_AIM:_
Examine the entries and show every line in which the word "name" is found.

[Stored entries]
::::

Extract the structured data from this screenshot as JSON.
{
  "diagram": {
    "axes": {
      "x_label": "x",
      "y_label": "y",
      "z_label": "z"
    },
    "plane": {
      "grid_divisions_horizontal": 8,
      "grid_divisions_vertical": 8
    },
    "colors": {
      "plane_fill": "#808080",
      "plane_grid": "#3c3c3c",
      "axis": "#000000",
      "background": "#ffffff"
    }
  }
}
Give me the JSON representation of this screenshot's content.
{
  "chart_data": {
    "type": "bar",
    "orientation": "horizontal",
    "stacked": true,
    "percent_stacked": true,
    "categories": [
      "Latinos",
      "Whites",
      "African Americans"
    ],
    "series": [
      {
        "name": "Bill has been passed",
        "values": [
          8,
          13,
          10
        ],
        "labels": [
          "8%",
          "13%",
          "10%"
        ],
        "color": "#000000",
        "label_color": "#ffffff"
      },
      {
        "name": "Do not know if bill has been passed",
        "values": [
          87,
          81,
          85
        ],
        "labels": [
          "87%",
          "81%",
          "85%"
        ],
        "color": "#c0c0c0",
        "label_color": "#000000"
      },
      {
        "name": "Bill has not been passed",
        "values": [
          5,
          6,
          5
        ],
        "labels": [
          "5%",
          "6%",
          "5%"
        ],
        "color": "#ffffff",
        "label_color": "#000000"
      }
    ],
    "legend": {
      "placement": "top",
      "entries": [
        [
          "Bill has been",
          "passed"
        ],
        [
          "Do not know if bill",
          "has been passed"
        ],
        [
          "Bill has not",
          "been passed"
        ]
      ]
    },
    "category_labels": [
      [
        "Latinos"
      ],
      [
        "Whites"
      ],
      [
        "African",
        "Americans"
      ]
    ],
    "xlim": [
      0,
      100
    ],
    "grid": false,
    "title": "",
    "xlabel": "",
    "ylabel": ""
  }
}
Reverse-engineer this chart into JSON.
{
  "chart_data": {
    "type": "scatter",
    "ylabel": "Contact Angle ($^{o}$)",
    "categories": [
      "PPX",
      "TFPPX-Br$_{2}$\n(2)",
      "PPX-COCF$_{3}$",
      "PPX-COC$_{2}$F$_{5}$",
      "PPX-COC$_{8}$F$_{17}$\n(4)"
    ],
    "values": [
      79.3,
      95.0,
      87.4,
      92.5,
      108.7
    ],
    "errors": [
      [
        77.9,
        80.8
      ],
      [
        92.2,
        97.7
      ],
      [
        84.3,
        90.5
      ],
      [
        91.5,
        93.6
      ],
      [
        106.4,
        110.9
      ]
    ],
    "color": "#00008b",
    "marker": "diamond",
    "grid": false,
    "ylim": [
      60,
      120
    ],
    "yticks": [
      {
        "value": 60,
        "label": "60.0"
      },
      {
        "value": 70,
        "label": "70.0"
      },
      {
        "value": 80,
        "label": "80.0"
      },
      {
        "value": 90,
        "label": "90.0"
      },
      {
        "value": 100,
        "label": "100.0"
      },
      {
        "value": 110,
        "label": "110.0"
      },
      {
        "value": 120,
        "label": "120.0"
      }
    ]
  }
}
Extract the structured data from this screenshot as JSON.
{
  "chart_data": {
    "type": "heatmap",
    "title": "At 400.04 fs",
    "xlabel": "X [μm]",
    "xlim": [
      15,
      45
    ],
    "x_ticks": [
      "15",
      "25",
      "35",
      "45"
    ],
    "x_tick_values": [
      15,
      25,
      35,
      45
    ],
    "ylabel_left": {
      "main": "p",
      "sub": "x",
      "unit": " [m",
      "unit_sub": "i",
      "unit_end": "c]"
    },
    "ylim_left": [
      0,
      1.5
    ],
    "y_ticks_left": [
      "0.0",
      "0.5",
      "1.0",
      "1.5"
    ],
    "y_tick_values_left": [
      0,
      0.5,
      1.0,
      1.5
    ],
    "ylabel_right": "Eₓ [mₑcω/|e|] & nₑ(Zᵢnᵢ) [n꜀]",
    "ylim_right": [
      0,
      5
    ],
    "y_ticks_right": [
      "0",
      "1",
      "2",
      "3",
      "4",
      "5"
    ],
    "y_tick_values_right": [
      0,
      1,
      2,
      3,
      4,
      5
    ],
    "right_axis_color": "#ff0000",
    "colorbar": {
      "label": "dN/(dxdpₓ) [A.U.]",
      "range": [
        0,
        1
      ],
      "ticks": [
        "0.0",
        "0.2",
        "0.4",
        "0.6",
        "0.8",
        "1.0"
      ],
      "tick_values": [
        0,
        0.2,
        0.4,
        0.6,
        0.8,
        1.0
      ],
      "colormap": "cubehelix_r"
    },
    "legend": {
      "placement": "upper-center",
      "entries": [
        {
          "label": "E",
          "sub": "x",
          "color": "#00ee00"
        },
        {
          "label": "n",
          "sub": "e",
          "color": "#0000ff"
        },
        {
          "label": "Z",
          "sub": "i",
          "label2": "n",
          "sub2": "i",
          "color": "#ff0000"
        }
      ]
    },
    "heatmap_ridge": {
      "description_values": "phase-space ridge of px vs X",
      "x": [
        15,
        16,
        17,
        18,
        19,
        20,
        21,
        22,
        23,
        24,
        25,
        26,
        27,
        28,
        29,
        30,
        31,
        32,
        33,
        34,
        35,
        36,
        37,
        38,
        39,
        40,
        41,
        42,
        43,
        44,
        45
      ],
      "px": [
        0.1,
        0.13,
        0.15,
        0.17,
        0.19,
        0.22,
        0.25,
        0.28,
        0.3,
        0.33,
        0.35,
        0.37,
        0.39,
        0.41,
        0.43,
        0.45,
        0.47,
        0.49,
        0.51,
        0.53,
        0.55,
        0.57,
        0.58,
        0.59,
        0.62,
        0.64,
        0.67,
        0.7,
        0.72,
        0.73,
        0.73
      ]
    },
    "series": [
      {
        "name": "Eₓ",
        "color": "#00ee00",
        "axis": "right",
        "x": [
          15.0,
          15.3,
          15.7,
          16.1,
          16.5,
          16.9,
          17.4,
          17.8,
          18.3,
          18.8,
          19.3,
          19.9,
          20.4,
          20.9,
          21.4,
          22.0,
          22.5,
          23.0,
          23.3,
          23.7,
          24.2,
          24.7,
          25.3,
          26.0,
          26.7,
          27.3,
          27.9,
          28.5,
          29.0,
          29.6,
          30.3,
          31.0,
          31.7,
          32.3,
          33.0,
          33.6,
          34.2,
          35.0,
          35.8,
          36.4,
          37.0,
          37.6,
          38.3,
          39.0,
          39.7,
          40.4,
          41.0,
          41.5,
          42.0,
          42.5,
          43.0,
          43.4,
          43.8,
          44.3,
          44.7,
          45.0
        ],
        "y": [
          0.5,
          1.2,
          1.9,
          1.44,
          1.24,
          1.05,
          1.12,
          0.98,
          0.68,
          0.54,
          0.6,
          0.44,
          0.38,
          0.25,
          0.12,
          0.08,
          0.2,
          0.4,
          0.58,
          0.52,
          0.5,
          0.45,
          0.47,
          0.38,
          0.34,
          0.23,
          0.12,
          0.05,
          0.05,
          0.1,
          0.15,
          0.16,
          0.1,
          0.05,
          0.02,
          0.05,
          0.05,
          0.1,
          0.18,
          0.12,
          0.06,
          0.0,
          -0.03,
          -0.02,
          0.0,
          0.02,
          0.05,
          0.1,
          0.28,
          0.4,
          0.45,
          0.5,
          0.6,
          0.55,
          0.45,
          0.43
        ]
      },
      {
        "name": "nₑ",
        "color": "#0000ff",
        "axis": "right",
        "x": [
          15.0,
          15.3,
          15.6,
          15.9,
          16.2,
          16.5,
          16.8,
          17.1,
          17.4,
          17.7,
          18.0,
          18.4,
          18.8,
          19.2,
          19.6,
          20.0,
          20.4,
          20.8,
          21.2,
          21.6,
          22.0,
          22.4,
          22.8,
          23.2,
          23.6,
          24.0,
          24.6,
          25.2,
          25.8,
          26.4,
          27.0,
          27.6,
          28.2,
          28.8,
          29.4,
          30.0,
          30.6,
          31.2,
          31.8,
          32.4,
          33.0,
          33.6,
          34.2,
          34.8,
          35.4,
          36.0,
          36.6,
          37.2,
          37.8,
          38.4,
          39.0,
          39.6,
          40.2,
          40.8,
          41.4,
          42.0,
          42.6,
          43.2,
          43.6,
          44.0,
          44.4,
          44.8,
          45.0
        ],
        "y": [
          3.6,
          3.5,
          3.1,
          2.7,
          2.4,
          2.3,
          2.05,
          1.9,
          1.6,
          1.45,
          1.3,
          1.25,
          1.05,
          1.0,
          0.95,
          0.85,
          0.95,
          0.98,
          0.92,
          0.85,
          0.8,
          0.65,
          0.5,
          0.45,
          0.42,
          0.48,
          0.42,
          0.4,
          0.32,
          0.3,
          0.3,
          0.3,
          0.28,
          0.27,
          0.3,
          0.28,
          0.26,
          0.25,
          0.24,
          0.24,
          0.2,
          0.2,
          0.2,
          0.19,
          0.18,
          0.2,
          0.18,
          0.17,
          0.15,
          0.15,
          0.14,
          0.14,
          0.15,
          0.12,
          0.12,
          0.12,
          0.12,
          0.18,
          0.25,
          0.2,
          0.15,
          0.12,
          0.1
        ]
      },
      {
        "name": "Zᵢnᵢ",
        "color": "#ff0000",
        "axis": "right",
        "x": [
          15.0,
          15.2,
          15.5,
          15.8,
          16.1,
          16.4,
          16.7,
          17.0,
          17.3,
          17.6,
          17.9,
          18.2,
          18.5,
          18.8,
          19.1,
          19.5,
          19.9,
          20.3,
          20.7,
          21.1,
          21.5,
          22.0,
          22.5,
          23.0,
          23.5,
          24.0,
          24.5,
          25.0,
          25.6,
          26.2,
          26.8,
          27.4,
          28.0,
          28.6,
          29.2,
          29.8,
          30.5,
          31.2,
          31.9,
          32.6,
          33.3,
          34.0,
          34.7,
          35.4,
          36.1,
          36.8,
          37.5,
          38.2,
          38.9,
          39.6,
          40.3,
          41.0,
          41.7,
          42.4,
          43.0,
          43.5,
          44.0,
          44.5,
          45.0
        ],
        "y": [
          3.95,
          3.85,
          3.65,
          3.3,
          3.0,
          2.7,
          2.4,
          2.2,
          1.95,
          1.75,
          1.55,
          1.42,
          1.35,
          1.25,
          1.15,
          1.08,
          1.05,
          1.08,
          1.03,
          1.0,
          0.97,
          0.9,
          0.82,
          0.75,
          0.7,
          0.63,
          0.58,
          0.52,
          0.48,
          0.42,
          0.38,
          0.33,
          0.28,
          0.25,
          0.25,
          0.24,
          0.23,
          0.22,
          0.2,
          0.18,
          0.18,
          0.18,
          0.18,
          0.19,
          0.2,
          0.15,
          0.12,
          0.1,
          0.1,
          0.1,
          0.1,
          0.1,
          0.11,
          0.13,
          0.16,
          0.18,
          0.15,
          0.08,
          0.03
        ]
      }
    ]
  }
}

::::

_SOLUTION TO THIS EXERCISE:_
        "name": "Bill has been passed",
        "name": "Do not know if bill has been passed",
        "name": "Bill has not been passed",
        "name": "Eₓ",
        "name": "nₑ",
        "name": "Zᵢnᵢ",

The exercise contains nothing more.